Le problème, c’est que la patronne du jeu français a eu davantage de difficultés dans le jeu au pied. Une touche non trouvée, un jeu au pied direct en touche, puis un renvoi direct le tout avant la mi-temps. En deuxième mi-temps, quand les remplaçantes adverses ont redonné un coup de fouet à l’attaque kiwi, elle n’a, avec les autres buteuses de l’équipe, pas été en mesure de les renvoyer chez elles. Les torts sont donc partagés sur ce plan : « Le match s’est joué sur des difficultés à sortir de notre camp, par le pied, reconnaissait le sélectionneur-entraîneur Thomas Darracq. Sur ce secteur, ce n’est pas notre meilleur match de la saison. » Ainsi acculées, les Tricolores ne sont pas suffisamment mises hors de portée des buteuses adverses, l’arrière Renée Holmes et la demi d’ouverture Ruahei Demant, auteures de six points qui ont tout forcément tout changé.
Jusqu’à ce dernier baroud d’honneur des Bleues, cette ultime offensive qui conduira au plaquage haut de la pilier remplaçante Santo Taumata sur la talonneuse Agathe Sochat, aussitôt sanctionné d’un carton jaune et d’une pénalité, laquelle était située à 35 mètres légèrement à droite des poteaux. Les Bleues n’avaient qu’un point de retard. Mais le ballon frappé par Caroline Drouin passa complètement à gauche des poteaux, en plus d’être trop court. Témoin de la scène depuis le banc de touche, la deuxième ligne, Céline Ferer, rembobine quelques instants en arrière : « À ce moment-là, mais je croise les doigts pour que les Néo-Zélandaises fassent une faute. Et puis il y a le carton. À mon sens, la décision de prendre les points était la bonne, car il ne restait plus assez de temps pour aller en touche. Et puis la touche est aussi aléatoire qu’un tir au but : on s’expose à un contre, on peut manquer le lancer… il y a mille choses qui font qu’on peut se louper. La décision a donc été prise sur le terrain, entre Gaëlle (Hermet, N.D.L.R.) et Caro, et elles ont convenu que quoiqu’il arrivait, on resterait toutes ensemble. » Et puis le pied de la Rennaise l’a trahie. En vérité, elle ne paraissait pas à son aise à ce moment-là. La fatigue accumulée pendant ces longues semaines et ces matchs (elle est l’une des Françaises les plus utilisées de l’effectif, et ne ménage jamais ses efforts) a certainement joué. La pression ? Peut-être… L’absence d’autre buteuse en confiance qu’elle sur le terrain ? On lui posera la question une fois qu’elle acceptera d’aborder ce douloureux sujet.

* [DONNÉES FOURNIES]:
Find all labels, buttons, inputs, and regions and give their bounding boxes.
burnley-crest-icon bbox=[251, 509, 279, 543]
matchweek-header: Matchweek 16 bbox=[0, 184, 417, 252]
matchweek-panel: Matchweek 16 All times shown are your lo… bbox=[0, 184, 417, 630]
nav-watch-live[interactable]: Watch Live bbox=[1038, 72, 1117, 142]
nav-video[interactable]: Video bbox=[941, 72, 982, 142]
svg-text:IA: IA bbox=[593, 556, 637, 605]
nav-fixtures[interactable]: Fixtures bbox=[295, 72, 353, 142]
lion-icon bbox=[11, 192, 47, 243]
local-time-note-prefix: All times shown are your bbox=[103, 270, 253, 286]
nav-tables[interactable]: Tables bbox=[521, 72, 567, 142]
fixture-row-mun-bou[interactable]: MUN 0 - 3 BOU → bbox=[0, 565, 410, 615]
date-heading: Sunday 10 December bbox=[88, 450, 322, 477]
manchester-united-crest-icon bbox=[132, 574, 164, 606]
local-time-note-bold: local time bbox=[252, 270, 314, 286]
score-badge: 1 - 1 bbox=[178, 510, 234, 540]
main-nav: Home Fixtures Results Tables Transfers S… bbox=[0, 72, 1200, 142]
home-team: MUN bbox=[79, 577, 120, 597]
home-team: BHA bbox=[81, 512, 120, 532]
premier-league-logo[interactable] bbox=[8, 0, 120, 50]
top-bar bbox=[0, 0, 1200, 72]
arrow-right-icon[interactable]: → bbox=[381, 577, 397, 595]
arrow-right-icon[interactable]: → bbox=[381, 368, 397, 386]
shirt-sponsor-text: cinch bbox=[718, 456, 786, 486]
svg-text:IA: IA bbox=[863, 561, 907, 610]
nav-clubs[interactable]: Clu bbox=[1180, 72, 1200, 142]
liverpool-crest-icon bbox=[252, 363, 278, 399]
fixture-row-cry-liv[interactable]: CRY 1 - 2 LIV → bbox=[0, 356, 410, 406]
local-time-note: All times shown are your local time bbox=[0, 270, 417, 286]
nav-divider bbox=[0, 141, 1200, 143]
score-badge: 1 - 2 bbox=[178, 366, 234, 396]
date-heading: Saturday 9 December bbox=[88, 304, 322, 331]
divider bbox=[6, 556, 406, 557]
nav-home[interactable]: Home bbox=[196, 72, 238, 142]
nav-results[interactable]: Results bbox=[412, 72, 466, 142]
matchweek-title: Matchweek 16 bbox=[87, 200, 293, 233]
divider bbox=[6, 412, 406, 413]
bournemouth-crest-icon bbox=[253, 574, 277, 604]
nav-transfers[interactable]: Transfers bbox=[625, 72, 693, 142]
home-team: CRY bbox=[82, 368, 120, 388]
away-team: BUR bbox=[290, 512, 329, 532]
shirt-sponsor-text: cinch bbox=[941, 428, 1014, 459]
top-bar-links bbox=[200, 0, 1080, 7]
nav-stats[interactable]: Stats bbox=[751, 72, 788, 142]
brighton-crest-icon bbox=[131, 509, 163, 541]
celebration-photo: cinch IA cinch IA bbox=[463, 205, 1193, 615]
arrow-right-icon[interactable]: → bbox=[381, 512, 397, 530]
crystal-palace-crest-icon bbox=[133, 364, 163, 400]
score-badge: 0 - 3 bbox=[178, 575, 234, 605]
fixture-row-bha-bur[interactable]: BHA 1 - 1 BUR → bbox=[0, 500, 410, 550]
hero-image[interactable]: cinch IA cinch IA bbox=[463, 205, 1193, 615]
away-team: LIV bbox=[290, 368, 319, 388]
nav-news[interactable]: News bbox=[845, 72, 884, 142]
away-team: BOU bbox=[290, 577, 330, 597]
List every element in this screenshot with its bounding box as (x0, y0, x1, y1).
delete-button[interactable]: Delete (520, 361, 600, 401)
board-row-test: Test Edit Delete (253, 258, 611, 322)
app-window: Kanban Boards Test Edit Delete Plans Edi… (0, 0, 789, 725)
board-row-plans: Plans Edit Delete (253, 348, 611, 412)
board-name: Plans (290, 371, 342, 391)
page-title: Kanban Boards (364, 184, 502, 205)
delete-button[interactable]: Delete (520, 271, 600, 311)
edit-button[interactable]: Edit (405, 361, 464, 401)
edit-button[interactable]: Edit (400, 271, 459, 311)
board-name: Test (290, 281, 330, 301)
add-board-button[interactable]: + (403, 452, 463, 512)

* [CONSIGNES À SUIVRE]:
A - Dans le texte sur le match de rugby, où se situait la pénalité tentée par Caroline Drouin ?
B - Reprenez le texte sur le match de rugby à la suite de sa dernière phrase.
Les lignes constituent un matériau distinct du texte.

* [RÉPONSES ATTENDUES]:
A - Elle se situait à 35 mètres, légèrement à droite des poteaux.

B -
Après la rencontre, elle était logiquement inconsolable : « Elle était en larmes, et on n’aime pas voir notre petite Caro comme ça, grimaçait Ferer. Cela nous a fait mal au cœur. Elle s’en voulait. Alors on lui a toutes dit que ce n’était pas sa faute, et qu’on avait besoin d’elle pour la suite. L’idée était de se remobiliser, de lever la tronche. On se tenait toutes la main. » Et elle n’était pas la seule : « Je peux comprendre son sentiment de culpabilité, mais on était toutes dans le même état, reprend la deuxième ligne toulousaine. Émilie (Boulard) était en pleurs à cause de l’essai casquette marqué par Tui devant ses yeux, Safi (N’Diaye) était au bout du rouleau d’avoir pris son carton jaune alors qu’elle était pleine d’envie, moi j’ai mal annoncé en touche et on a perdu un lancer. On a toutes fait un truc qui tombait mal. Mais c’est comme ça. »
Alors le groupe s’est resserré autour sa chef d’orchestre : « On l’a toutes prise dans nos bras. Tout le monde était triste, mais encore une fois on n’a pas à rougir. Certaines s’en voulaient plus que d’autres à cause de ces faits de jeu mais bon… on a toujours dit qu’on faisait les erreurs ensemble. » Le lendemain, Céline Ferer, bien connue dans le groupe pour sa bonne humeur permanente et son enthousiasme communicatif a déjeuné avec la demi d’ouverture : « J’étais à côté d’elle, et ses petits yeux étaient gonflés… Mais aujourd’hui on s’est toutes laissé le droit d’être un peu triste, histoire de décharger. Demain, on repart sur une semaine de préparation pour les Canadiennes. »
Car il reste encore un dernier challenge à la Rennaise et à son équipe pour montrer que leurs efforts ne méritent pas de se résumer à un coup de pied : un match pour la troisième place qu’elles joueront contre le Canada, samedi prochain à 16 h 30 heure locale (4 h 30 heure française). « Caro fait 80 minutes de folie, on ne peut pas lui en vouloir, conclut Ferer. Le match s’est joué avant. C’est un fait de jeu parmi tant d’autres. » Mais les Bleues lui ont tout de même demandé une chose : « On lui a demandé de nous promettre de relever la tête, parce qu’on a besoin d’elle pour aller chercher cette troisième place. Il faudra jouer ce match comme une finale, car ça en sera une. »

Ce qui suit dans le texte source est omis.